# PROBLEM STATEMENT
Each line of the material must be repeated precisely, with the pictures left out.

# EXERCISE INPUT

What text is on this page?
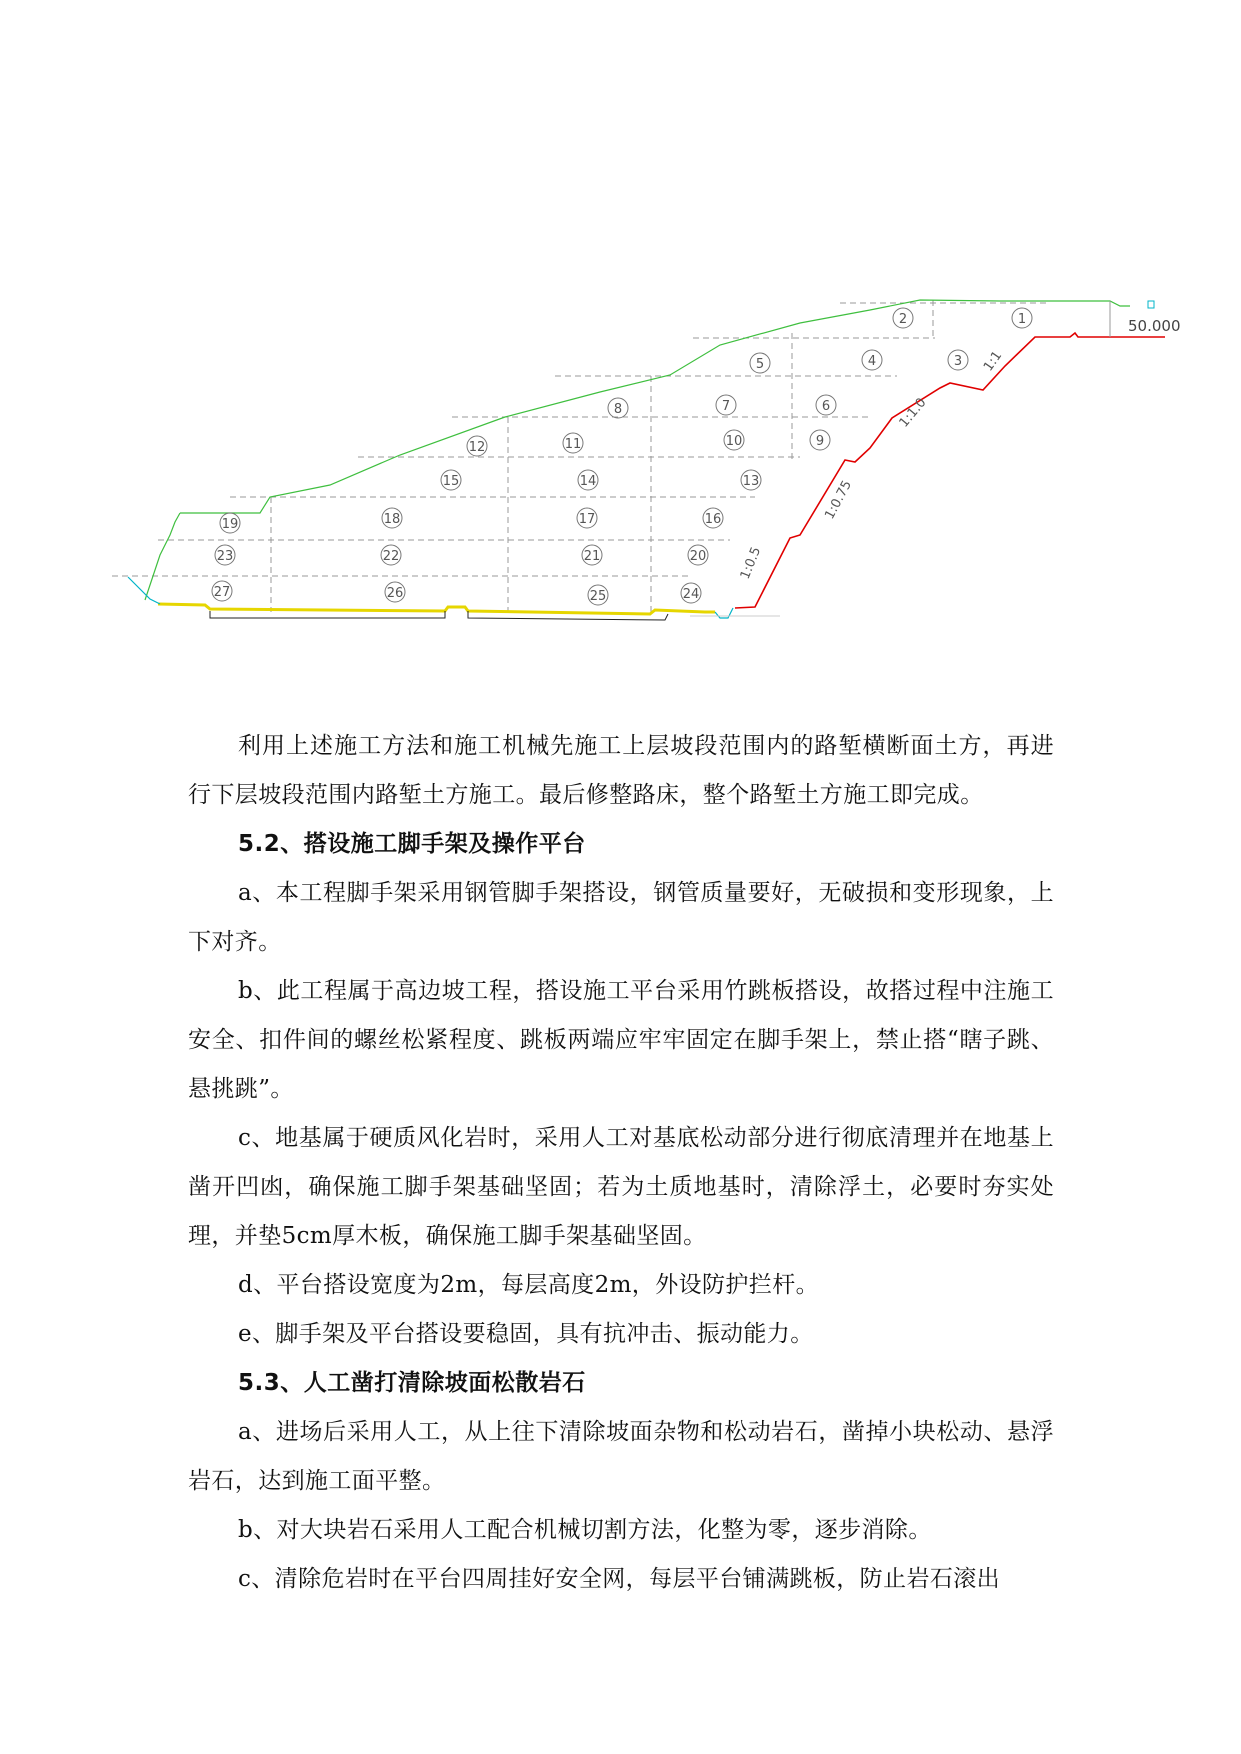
1
2
3
4
5
6
7
8
9
10
11
12
13
14
15
16
17
18
19
20
21
22
23
24
25
26
27
50.000
1:1
1:1.0
1:0.75
1:0.5

利用上述施工方法和施工机械先施工上层坡段范围内的路堑横断面土方，再进行下层坡段范围内路堑土方施工。最后修整路床，整个路堑土方施工即完成。

5.2、搭设施工脚手架及操作平台

a、本工程脚手架采用钢管脚手架搭设，钢管质量要好，无破损和变形现象，上下对齐。

b、此工程属于高边坡工程，搭设施工平台采用竹跳板搭设，故搭过程中注施工安全、扣件间的螺丝松紧程度、跳板两端应牢牢固定在脚手架上，禁止搭“瞎子跳、悬挑跳”。

c、地基属于硬质风化岩时，采用人工对基底松动部分进行彻底清理并在地基上凿开凹凼，确保施工脚手架基础坚固；若为土质地基时，清除浮土，必要时夯实处理，并垫5cm厚木板，确保施工脚手架基础坚固。

d、平台搭设宽度为2m，每层高度2m，外设防护拦杆。

e、脚手架及平台搭设要稳固，具有抗冲击、振动能力。

5.3、人工凿打清除坡面松散岩石

a、进场后采用人工，从上往下清除坡面杂物和松动岩石，凿掉小块松动、悬浮岩石，达到施工面平整。

b、对大块岩石采用人工配合机械切割方法，化整为零，逐步消除。

c、清除危岩时在平台四周挂好安全网，每层平台铺满跳板，防止岩石滚出
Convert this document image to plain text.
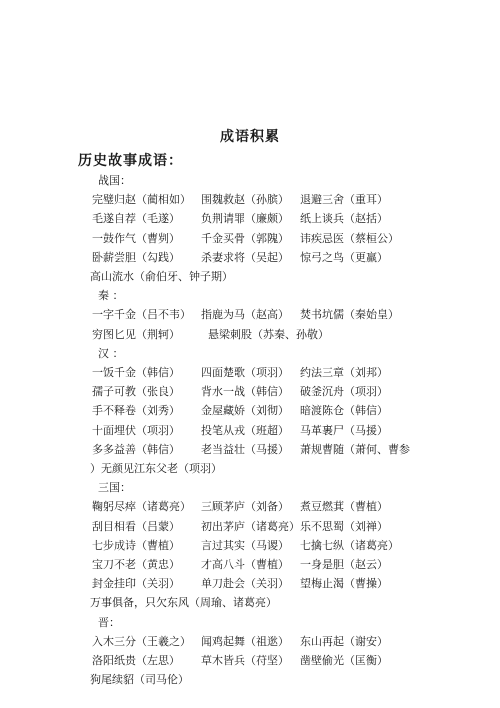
成语积累
历史故事成语：
战国：
完璧归赵（蔺相如） 围魏救赵（孙膑） 退避三舍（重耳）
毛遂自荐（毛遂） 负荆请罪（廉颇） 纸上谈兵（赵括）
一鼓作气（曹刿） 千金买骨（郭隗） 讳疾忌医（蔡桓公）
卧薪尝胆（勾践） 杀妻求将（吴起） 惊弓之鸟（更羸）
高山流水（俞伯牙、钟子期）
秦 ：
一字千金（吕不韦） 指鹿为马（赵高） 焚书坑儒（秦始皇）
穷图匕见（荆轲）	悬梁刺股（苏秦、孙敬）
汉 ：
一饭千金（韩信） 四面楚歌（项羽） 约法三章（刘邦）
孺子可教（张良） 背水一战（韩信） 破釜沉舟（项羽）
手不释卷（刘秀） 金屋藏娇（刘彻） 暗渡陈仓（韩信）
十面埋伏（项羽） 投笔从戎（班超） 马革裹尸（马援）
多多益善（韩信） 老当益壮（马援） 萧规曹随（萧何、曹参
）无颜见江东父老（项羽）
三国：
鞠躬尽瘁（诸葛亮） 三顾茅庐（刘备） 煮豆燃萁（曹植）
刮目相看（吕蒙） 初出茅庐（诸葛亮） 乐不思蜀（刘禅）
七步成诗（曹植） 言过其实（马谡） 七擒七纵（诸葛亮）
宝刀不老（黄忠） 才高八斗（曹植） 一身是胆（赵云）
封金挂印（关羽） 单刀赴会（关羽） 望梅止渴（曹操）
万事俱备，只欠东风（周瑜、诸葛亮）
晋：
入木三分（王羲之） 闻鸡起舞（祖逖） 东山再起（谢安）
洛阳纸贵（左思） 草木皆兵（苻坚） 凿壁偷光（匡衡）
狗尾续貂（司马伦）
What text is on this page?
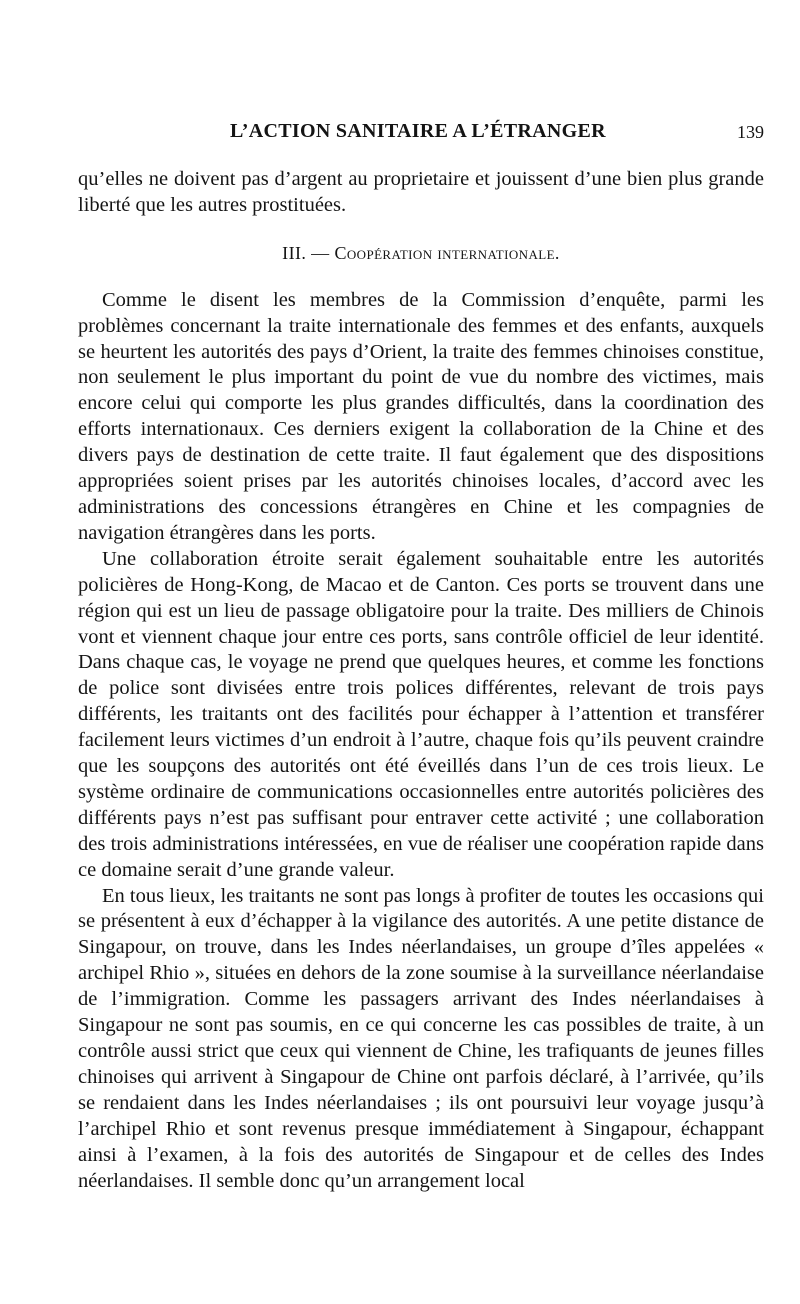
L’ACTION SANITAIRE A L’ÉTRANGER	139

qu’elles ne doivent pas d’argent au proprietaire et jouissent d’une bien plus grande liberté que les autres prostituées.

III. — Coopération internationale.

Comme le disent les membres de la Commission d’enquête, parmi les problèmes concernant la traite internationale des femmes et des enfants, auxquels se heurtent les autorités des pays d’Orient, la traite des femmes chinoises constitue, non seulement le plus important du point de vue du nombre des victimes, mais encore celui qui comporte les plus grandes difficultés, dans la coordination des efforts internationaux. Ces derniers exigent la collaboration de la Chine et des divers pays de destination de cette traite. Il faut également que des dispositions appropriées soient prises par les autorités chinoises locales, d’accord avec les administrations des concessions étrangères en Chine et les compagnies de navigation étrangères dans les ports.

Une collaboration étroite serait également souhaitable entre les autorités policières de Hong-Kong, de Macao et de Canton. Ces ports se trouvent dans une région qui est un lieu de passage obligatoire pour la traite. Des milliers de Chinois vont et viennent chaque jour entre ces ports, sans contrôle officiel de leur identité. Dans chaque cas, le voyage ne prend que quelques heures, et comme les fonctions de police sont divisées entre trois polices différentes, relevant de trois pays différents, les traitants ont des facilités pour échapper à l’attention et transférer facilement leurs victimes d’un endroit à l’autre, chaque fois qu’ils peuvent craindre que les soupçons des autorités ont été éveillés dans l’un de ces trois lieux. Le système ordinaire de communications occasionnelles entre autorités policières des différents pays n’est pas suffisant pour entraver cette activité ; une collaboration des trois administrations intéressées, en vue de réaliser une coopération rapide dans ce domaine serait d’une grande valeur.

En tous lieux, les traitants ne sont pas longs à profiter de toutes les occasions qui se présentent à eux d’échapper à la vigilance des autorités. A une petite distance de Singapour, on trouve, dans les Indes néerlandaises, un groupe d’îles appelées « archipel Rhio », situées en dehors de la zone soumise à la surveillance néerlandaise de l’immigration. Comme les passagers arrivant des Indes néerlandaises à Singapour ne sont pas soumis, en ce qui concerne les cas possibles de traite, à un contrôle aussi strict que ceux qui viennent de Chine, les trafiquants de jeunes filles chinoises qui arrivent à Singapour de Chine ont parfois déclaré, à l’arrivée, qu’ils se rendaient dans les Indes néerlandaises ; ils ont poursuivi leur voyage jusqu’à l’archipel Rhio et sont revenus presque immédiatement à Singapour, échappant ainsi à l’examen, à la fois des autorités de Singapour et de celles des Indes néerlandaises. Il semble donc qu’un arrangement local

# SOLUTION FOR THIS TASK
What text is on this page?
1
2
3
4
5
6
7
8
9
10
11
12
13
14
15
16
17
18
19
20
21
22
23
24
25
26
27
50.000
1:1
1:1.0
1:0.75
1:0.5

利用上述施工方法和施工机械先施工上层坡段范围内的路堑横断面土方，再进行下层坡段范围内路堑土方施工。最后修整路床，整个路堑土方施工即完成。

5.2、搭设施工脚手架及操作平台

a、本工程脚手架采用钢管脚手架搭设，钢管质量要好，无破损和变形现象，上下对齐。

b、此工程属于高边坡工程，搭设施工平台采用竹跳板搭设，故搭过程中注施工安全、扣件间的螺丝松紧程度、跳板两端应牢牢固定在脚手架上，禁止搭“瞎子跳、悬挑跳”。

c、地基属于硬质风化岩时，采用人工对基底松动部分进行彻底清理并在地基上凿开凹凼，确保施工脚手架基础坚固；若为土质地基时，清除浮土，必要时夯实处理，并垫5cm厚木板，确保施工脚手架基础坚固。

d、平台搭设宽度为2m，每层高度2m，外设防护拦杆。

e、脚手架及平台搭设要稳固，具有抗冲击、振动能力。

5.3、人工凿打清除坡面松散岩石

a、进场后采用人工，从上往下清除坡面杂物和松动岩石，凿掉小块松动、悬浮岩石，达到施工面平整。

b、对大块岩石采用人工配合机械切割方法，化整为零，逐步消除。

c、清除危岩时在平台四周挂好安全网，每层平台铺满跳板，防止岩石滚出
Convert this document image to plain text.
成语积累
历史故事成语：
战国：
完璧归赵（蔺相如） 围魏救赵（孙膑） 退避三舍（重耳）
毛遂自荐（毛遂） 负荆请罪（廉颇） 纸上谈兵（赵括）
一鼓作气（曹刿） 千金买骨（郭隗） 讳疾忌医（蔡桓公）
卧薪尝胆（勾践） 杀妻求将（吴起） 惊弓之鸟（更羸）
高山流水（俞伯牙、钟子期）
秦 ：
一字千金（吕不韦） 指鹿为马（赵高） 焚书坑儒（秦始皇）
穷图匕见（荆轲）	悬梁刺股（苏秦、孙敬）
汉 ：
一饭千金（韩信） 四面楚歌（项羽） 约法三章（刘邦）
孺子可教（张良） 背水一战（韩信） 破釜沉舟（项羽）
手不释卷（刘秀） 金屋藏娇（刘彻） 暗渡陈仓（韩信）
十面埋伏（项羽） 投笔从戎（班超） 马革裹尸（马援）
多多益善（韩信） 老当益壮（马援） 萧规曹随（萧何、曹参
）无颜见江东父老（项羽）
三国：
鞠躬尽瘁（诸葛亮） 三顾茅庐（刘备） 煮豆燃萁（曹植）
刮目相看（吕蒙） 初出茅庐（诸葛亮） 乐不思蜀（刘禅）
七步成诗（曹植） 言过其实（马谡） 七擒七纵（诸葛亮）
宝刀不老（黄忠） 才高八斗（曹植） 一身是胆（赵云）
封金挂印（关羽） 单刀赴会（关羽） 望梅止渴（曹操）
万事俱备，只欠东风（周瑜、诸葛亮）
晋：
入木三分（王羲之） 闻鸡起舞（祖逖） 东山再起（谢安）
洛阳纸贵（左思） 草木皆兵（苻坚） 凿壁偷光（匡衡）
狗尾续貂（司马伦）
What text is on this page?
L’ACTION SANITAIRE A L’ÉTRANGER	139

qu’elles ne doivent pas d’argent au proprietaire et jouissent d’une bien plus grande liberté que les autres prostituées.

III. — Coopération internationale.

Comme le disent les membres de la Commission d’enquête, parmi les problèmes concernant la traite internationale des femmes et des enfants, auxquels se heurtent les autorités des pays d’Orient, la traite des femmes chinoises constitue, non seulement le plus important du point de vue du nombre des victimes, mais encore celui qui comporte les plus grandes difficultés, dans la coordination des efforts internationaux. Ces derniers exigent la collaboration de la Chine et des divers pays de destination de cette traite. Il faut également que des dispositions appropriées soient prises par les autorités chinoises locales, d’accord avec les administrations des concessions étrangères en Chine et les compagnies de navigation étrangères dans les ports.

Une collaboration étroite serait également souhaitable entre les autorités policières de Hong-Kong, de Macao et de Canton. Ces ports se trouvent dans une région qui est un lieu de passage obligatoire pour la traite. Des milliers de Chinois vont et viennent chaque jour entre ces ports, sans contrôle officiel de leur identité. Dans chaque cas, le voyage ne prend que quelques heures, et comme les fonctions de police sont divisées entre trois polices différentes, relevant de trois pays différents, les traitants ont des facilités pour échapper à l’attention et transférer facilement leurs victimes d’un endroit à l’autre, chaque fois qu’ils peuvent craindre que les soupçons des autorités ont été éveillés dans l’un de ces trois lieux. Le système ordinaire de communications occasionnelles entre autorités policières des différents pays n’est pas suffisant pour entraver cette activité ; une collaboration des trois administrations intéressées, en vue de réaliser une coopération rapide dans ce domaine serait d’une grande valeur.

En tous lieux, les traitants ne sont pas longs à profiter de toutes les occasions qui se présentent à eux d’échapper à la vigilance des autorités. A une petite distance de Singapour, on trouve, dans les Indes néerlandaises, un groupe d’îles appelées « archipel Rhio », situées en dehors de la zone soumise à la surveillance néerlandaise de l’immigration. Comme les passagers arrivant des Indes néerlandaises à Singapour ne sont pas soumis, en ce qui concerne les cas possibles de traite, à un contrôle aussi strict que ceux qui viennent de Chine, les trafiquants de jeunes filles chinoises qui arrivent à Singapour de Chine ont parfois déclaré, à l’arrivée, qu’ils se rendaient dans les Indes néerlandaises ; ils ont poursuivi leur voyage jusqu’à l’archipel Rhio et sont revenus presque immédiatement à Singapour, échappant ainsi à l’examen, à la fois des autorités de Singapour et de celles des Indes néerlandaises. Il semble donc qu’un arrangement local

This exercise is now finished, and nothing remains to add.